» **REQUIREMENTS**: Will you give every entry again exactly as it stands?

· · · · ·

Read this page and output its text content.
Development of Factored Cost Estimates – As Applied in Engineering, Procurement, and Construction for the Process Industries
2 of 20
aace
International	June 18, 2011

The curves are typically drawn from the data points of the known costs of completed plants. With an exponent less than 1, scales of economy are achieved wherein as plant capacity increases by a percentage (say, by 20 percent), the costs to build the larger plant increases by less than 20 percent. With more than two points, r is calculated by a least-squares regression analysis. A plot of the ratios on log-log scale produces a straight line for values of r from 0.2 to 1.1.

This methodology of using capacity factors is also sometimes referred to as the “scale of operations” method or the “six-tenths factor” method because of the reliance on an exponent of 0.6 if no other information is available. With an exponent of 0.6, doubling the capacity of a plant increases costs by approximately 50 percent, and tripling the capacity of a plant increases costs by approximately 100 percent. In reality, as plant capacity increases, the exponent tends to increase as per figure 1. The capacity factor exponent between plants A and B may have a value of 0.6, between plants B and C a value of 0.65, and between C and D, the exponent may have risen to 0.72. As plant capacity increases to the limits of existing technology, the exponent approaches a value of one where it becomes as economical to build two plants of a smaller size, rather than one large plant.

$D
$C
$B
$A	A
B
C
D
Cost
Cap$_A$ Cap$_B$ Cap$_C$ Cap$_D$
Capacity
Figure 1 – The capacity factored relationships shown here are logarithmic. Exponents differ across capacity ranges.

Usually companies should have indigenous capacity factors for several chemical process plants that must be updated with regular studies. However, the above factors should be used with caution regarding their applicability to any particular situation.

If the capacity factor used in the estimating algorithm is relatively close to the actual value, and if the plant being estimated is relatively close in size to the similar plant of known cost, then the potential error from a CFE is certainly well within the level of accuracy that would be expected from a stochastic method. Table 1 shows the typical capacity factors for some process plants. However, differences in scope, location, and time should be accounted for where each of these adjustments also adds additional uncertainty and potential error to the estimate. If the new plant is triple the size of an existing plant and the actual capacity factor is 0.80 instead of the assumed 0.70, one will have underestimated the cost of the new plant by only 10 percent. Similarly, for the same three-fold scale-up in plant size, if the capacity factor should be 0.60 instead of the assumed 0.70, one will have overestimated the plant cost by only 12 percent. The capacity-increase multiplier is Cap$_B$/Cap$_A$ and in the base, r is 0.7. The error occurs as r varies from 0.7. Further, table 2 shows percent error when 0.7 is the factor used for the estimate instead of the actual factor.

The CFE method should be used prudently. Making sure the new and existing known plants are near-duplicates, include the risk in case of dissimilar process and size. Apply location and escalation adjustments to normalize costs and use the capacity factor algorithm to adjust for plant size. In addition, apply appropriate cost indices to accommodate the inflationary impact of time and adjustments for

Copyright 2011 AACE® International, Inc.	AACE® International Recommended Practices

· · · · ·

» **REPLY**:
Read this page and output its text content.
Development of Factored Cost Estimates – As Applied in Engineering, Procurement, and Construction for the Process Industries
2 of 20
aace
International	June 18, 2011

The curves are typically drawn from the data points of the known costs of completed plants. With an exponent less than 1, scales of economy are achieved wherein as plant capacity increases by a percentage (say, by 20 percent), the costs to build the larger plant increases by less than 20 percent. With more than two points, r is calculated by a least-squares regression analysis. A plot of the ratios on log-log scale produces a straight line for values of r from 0.2 to 1.1.

This methodology of using capacity factors is also sometimes referred to as the “scale of operations” method or the “six-tenths factor” method because of the reliance on an exponent of 0.6 if no other information is available. With an exponent of 0.6, doubling the capacity of a plant increases costs by approximately 50 percent, and tripling the capacity of a plant increases costs by approximately 100 percent. In reality, as plant capacity increases, the exponent tends to increase as per figure 1. The capacity factor exponent between plants A and B may have a value of 0.6, between plants B and C a value of 0.65, and between C and D, the exponent may have risen to 0.72. As plant capacity increases to the limits of existing technology, the exponent approaches a value of one where it becomes as economical to build two plants of a smaller size, rather than one large plant.

$D
$C
$B
$A	A
B
C
D
Cost
Cap$_A$ Cap$_B$ Cap$_C$ Cap$_D$
Capacity
Figure 1 – The capacity factored relationships shown here are logarithmic. Exponents differ across capacity ranges.

Usually companies should have indigenous capacity factors for several chemical process plants that must be updated with regular studies. However, the above factors should be used with caution regarding their applicability to any particular situation.

If the capacity factor used in the estimating algorithm is relatively close to the actual value, and if the plant being estimated is relatively close in size to the similar plant of known cost, then the potential error from a CFE is certainly well within the level of accuracy that would be expected from a stochastic method. Table 1 shows the typical capacity factors for some process plants. However, differences in scope, location, and time should be accounted for where each of these adjustments also adds additional uncertainty and potential error to the estimate. If the new plant is triple the size of an existing plant and the actual capacity factor is 0.80 instead of the assumed 0.70, one will have underestimated the cost of the new plant by only 10 percent. Similarly, for the same three-fold scale-up in plant size, if the capacity factor should be 0.60 instead of the assumed 0.70, one will have overestimated the plant cost by only 12 percent. The capacity-increase multiplier is Cap$_B$/Cap$_A$ and in the base, r is 0.7. The error occurs as r varies from 0.7. Further, table 2 shows percent error when 0.7 is the factor used for the estimate instead of the actual factor.

The CFE method should be used prudently. Making sure the new and existing known plants are near-duplicates, include the risk in case of dissimilar process and size. Apply location and escalation adjustments to normalize costs and use the capacity factor algorithm to adjust for plant size. In addition, apply appropriate cost indices to accommodate the inflationary impact of time and adjustments for

Copyright 2011 AACE® International, Inc.	AACE® International Recommended Practices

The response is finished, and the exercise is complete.